_DATASET CONTENT_.
((
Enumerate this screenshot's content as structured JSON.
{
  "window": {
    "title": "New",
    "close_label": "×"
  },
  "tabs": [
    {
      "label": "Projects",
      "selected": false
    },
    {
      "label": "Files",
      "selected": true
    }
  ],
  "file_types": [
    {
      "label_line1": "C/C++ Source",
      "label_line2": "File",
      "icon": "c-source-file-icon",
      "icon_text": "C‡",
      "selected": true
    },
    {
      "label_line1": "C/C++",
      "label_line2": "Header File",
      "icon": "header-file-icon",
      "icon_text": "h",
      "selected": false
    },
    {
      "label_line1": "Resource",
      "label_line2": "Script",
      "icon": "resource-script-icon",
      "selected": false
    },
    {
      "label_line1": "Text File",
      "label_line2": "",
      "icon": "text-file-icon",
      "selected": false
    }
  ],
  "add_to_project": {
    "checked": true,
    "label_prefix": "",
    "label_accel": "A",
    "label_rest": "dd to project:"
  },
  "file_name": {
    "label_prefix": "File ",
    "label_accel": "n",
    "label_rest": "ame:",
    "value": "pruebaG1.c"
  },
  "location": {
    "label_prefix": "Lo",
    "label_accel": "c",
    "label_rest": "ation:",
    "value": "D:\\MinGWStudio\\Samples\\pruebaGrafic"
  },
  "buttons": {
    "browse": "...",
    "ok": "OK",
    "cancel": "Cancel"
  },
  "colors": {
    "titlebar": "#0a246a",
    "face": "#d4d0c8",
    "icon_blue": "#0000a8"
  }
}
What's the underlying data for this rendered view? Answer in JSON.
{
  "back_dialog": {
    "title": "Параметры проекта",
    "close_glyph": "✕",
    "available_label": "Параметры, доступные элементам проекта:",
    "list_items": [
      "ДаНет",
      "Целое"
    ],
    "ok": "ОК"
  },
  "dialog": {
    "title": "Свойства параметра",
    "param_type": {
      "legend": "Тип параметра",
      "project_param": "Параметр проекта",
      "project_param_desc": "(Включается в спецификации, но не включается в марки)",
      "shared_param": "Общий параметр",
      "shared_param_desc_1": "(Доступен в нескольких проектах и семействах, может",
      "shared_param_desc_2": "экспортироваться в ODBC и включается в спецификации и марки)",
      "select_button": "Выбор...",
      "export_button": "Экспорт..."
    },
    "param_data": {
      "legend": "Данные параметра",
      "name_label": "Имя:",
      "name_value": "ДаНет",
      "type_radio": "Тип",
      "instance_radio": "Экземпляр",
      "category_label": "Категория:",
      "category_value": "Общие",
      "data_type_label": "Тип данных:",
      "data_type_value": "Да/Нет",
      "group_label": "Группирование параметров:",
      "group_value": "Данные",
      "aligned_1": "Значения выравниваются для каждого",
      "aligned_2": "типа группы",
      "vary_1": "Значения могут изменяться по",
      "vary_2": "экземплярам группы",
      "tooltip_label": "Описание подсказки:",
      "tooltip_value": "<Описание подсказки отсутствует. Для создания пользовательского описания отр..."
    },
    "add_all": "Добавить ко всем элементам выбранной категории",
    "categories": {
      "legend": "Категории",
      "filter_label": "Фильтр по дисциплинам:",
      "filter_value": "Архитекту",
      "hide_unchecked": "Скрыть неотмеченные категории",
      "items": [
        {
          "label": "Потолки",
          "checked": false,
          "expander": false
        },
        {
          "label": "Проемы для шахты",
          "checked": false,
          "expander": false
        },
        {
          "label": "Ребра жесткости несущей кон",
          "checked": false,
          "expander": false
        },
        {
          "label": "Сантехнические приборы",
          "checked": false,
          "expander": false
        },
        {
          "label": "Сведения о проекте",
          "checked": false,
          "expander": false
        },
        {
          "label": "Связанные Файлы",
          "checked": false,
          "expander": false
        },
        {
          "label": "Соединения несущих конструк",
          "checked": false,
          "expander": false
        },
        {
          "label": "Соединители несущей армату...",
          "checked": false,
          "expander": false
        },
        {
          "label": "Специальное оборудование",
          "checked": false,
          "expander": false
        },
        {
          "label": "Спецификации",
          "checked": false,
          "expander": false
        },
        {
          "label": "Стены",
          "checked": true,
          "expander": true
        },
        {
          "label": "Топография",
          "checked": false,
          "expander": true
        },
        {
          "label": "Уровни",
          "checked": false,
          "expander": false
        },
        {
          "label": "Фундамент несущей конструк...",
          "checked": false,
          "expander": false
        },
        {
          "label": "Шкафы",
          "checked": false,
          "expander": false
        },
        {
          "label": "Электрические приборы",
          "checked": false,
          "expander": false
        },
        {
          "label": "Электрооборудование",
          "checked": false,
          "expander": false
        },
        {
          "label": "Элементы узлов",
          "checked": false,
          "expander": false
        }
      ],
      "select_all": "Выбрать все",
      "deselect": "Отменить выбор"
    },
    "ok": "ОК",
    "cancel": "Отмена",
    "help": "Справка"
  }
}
))
_GOAL_. Copy each line of the records containing the string "this".

_WRITTEN RESPONSE_.
Enumerate this screenshot's content as structured JSON.
What's the underlying data for this rendered view? Answer in JSON.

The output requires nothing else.